# TEXT TO READ:
>> Begin

The compute node handles a transaction commit request as follows: upon receiving the request, it generates a log record and blocks the request until the current VDL exceeds that log record's LSN, only then returning commit success to the client. This closely resembles the Raft request handling process, i.e., waiting for a log entry to be applied.

Since the compute node is based on MySQL code, Aurora provides the same transactional capabilities as MySQL (I suspect the transaction module code is largely unchanged).

Crash Recovery

During crash recovery, an RDBMS starts from the last checkpoint, applies all subsequent redo log records up until the point of the crash, and then uses undo logs to roll back incomplete transactions. Applying redo log records is often very time-consuming because checkpoints cannot be taken too frequently to avoid impacting normal transaction processing. Here, redo logs are merely a remedial measure, unrelated to normal data read/write operations.

In Aurora, the log is the database itself. After storage nodes receive log records, they continuously asynchronously modify the relevant data pages (step 5). Here, data pages are effectively snapshots of the logs, avoiding the need to re-execute all log records upon a crash. These snapshots are periodically backed up to S3 and retrieved from S3 during recovery. Additionally, while an RDBMS modifies all pages when applying redo logs, Aurora distributes received log records to the corresponding pages, allowing each page to be recovered individually and multiple pages to be recovered in parallel.

>> End

# SUPPLIED MATERIAL:

>> Begin

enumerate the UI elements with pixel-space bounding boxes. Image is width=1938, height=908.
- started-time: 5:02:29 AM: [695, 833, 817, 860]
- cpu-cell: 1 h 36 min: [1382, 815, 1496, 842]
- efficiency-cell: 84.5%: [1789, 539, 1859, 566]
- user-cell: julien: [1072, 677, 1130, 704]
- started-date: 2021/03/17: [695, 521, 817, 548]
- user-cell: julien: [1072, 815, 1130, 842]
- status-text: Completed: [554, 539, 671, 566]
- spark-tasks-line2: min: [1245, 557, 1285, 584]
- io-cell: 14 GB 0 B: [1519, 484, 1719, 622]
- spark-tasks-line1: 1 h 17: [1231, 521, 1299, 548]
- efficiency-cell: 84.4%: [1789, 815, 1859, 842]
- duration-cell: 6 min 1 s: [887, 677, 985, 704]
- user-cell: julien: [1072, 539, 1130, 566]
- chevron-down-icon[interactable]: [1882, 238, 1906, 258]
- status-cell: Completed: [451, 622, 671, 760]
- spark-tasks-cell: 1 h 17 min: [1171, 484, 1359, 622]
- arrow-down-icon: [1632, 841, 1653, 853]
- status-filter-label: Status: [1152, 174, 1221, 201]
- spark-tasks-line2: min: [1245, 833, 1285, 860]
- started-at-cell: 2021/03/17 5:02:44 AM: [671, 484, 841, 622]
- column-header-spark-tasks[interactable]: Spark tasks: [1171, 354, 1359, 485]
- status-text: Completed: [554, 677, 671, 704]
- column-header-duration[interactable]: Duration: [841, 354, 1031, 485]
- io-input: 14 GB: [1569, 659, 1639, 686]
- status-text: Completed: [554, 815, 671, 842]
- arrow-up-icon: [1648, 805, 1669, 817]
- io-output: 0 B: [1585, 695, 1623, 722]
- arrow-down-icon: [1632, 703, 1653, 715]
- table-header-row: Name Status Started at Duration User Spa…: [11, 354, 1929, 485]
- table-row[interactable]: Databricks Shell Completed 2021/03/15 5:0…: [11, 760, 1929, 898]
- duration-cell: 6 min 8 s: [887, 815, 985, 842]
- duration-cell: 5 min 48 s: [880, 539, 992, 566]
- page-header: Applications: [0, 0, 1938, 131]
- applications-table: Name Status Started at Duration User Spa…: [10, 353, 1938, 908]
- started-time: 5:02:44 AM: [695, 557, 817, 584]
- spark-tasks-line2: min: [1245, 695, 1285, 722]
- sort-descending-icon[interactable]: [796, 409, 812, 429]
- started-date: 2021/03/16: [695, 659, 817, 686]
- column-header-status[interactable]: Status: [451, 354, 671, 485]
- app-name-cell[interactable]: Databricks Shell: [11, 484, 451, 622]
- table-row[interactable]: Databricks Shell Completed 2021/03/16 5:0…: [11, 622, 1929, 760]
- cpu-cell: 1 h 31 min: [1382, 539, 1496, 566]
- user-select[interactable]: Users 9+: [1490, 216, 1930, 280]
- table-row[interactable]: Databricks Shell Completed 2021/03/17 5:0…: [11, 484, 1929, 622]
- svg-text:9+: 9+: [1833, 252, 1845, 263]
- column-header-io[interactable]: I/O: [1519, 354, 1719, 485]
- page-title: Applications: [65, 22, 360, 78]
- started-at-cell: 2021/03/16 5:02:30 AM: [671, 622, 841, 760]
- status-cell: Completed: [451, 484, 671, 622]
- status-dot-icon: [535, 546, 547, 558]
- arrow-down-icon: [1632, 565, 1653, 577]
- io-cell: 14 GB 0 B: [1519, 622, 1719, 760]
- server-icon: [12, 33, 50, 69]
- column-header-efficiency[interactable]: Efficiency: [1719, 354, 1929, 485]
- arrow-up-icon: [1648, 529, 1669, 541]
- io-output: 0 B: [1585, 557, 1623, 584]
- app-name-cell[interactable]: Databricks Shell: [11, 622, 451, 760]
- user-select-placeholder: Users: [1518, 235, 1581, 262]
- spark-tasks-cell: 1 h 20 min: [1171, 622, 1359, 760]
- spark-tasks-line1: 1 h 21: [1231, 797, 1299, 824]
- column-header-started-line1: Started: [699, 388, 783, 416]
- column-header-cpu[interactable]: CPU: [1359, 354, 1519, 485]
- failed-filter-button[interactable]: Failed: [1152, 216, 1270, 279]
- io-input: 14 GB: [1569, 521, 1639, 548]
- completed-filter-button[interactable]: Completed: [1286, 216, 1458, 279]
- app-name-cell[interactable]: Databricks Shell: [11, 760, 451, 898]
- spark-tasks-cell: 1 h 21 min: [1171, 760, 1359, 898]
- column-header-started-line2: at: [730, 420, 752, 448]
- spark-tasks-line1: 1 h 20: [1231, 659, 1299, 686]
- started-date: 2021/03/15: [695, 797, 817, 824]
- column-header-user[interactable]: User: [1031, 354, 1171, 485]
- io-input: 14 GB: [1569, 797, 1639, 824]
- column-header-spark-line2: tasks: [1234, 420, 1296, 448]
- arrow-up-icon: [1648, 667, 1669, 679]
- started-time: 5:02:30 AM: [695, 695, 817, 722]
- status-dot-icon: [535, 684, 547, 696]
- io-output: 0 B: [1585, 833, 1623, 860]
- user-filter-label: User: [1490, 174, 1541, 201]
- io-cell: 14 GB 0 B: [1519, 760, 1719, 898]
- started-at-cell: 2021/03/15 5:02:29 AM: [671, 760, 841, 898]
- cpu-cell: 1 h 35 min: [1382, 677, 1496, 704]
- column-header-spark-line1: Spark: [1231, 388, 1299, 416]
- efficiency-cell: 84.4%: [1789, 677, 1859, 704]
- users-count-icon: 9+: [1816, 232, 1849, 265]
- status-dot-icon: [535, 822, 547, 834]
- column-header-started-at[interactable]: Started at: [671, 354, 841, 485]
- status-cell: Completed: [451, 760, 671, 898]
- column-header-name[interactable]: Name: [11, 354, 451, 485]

>> End
>> Begin

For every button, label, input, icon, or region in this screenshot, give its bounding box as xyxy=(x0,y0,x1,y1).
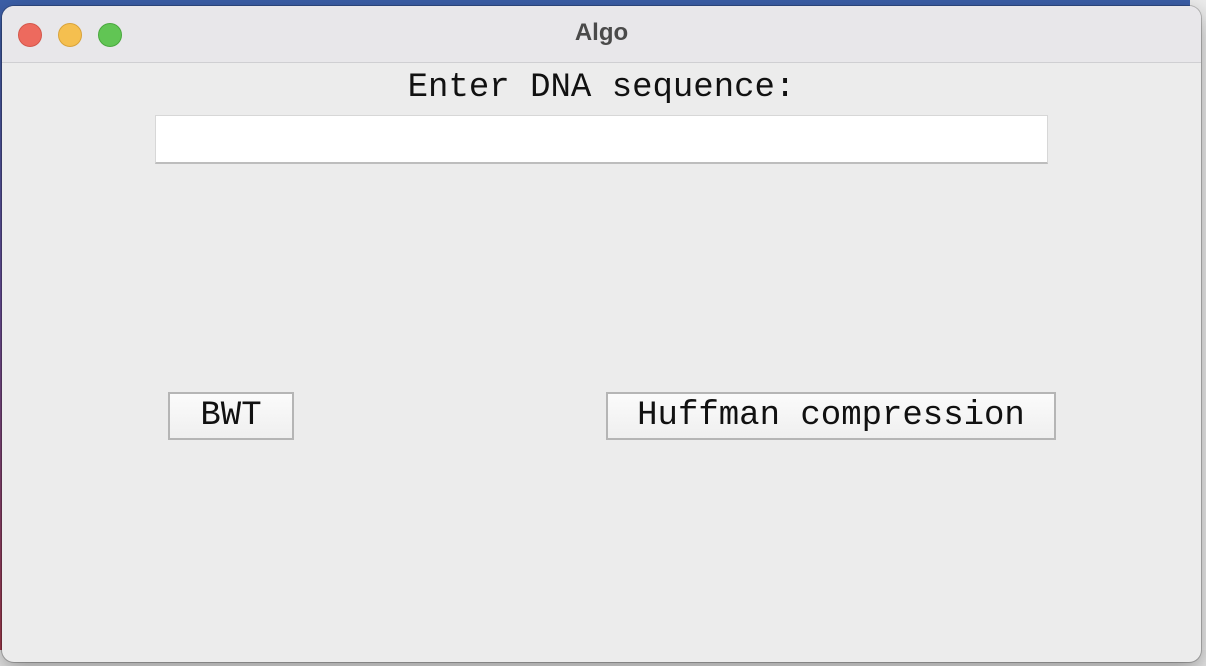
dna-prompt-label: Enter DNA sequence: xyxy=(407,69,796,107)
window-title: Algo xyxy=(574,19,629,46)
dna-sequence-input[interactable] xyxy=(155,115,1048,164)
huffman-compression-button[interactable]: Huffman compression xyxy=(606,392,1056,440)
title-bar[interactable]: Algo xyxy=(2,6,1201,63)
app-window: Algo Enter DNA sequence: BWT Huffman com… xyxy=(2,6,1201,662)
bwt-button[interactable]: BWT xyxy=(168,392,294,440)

>> End
>> Begin

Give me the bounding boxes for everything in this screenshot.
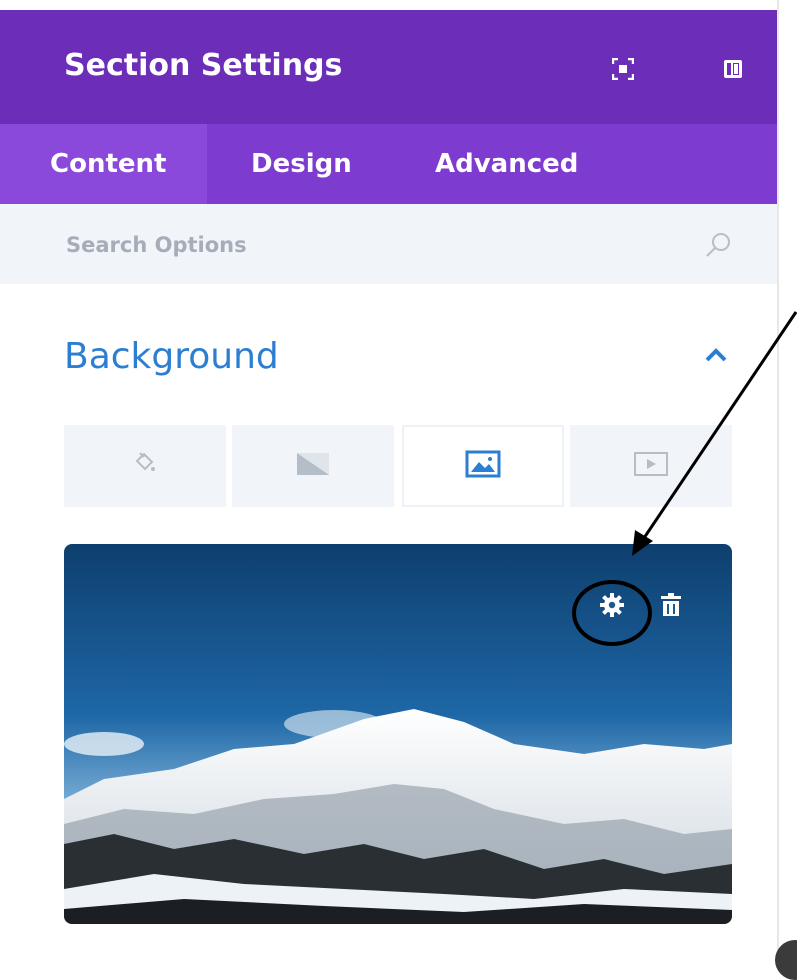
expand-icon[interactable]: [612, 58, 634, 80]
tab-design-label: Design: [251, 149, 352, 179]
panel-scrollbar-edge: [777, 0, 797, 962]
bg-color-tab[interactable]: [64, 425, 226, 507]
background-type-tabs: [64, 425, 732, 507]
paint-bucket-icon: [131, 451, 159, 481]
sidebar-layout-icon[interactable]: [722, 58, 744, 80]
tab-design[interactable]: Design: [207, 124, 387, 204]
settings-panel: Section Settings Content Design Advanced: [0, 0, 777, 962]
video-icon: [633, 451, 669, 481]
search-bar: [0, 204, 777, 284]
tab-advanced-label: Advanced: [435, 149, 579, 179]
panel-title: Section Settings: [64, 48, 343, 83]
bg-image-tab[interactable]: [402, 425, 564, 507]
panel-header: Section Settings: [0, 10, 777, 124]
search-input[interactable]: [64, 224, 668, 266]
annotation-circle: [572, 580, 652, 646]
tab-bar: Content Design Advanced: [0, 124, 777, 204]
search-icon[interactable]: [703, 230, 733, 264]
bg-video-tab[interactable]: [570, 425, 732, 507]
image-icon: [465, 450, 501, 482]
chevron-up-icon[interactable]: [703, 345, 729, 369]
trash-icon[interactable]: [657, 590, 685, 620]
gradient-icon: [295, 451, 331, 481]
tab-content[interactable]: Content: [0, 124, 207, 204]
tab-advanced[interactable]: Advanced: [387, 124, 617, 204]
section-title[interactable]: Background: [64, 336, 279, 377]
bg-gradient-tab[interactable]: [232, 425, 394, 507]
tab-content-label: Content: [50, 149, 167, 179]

>> End

# SET TASK:
Decide whether each statement agrees with the Aurora passage, answering yes or no and quoting the deciding words.
1. The compute node returns commit success to the client before the current VDL exceeds the log record's LSN.
2. Aurora periodically backs up data-page snapshots to S3.
3. Aurora can recover only one page at a time.
Work only from the Aurora passage.

# COMPLETED TASK:
1. No: "blocks the request until the current VDL exceeds that log record's LSN, only then returning commit success to the client"
2. Yes: "These snapshots are periodically backed up to S3 and retrieved from S3 during recovery."
3. No: "allowing each page to be recovered individually and multiple pages to be recovered in parallel"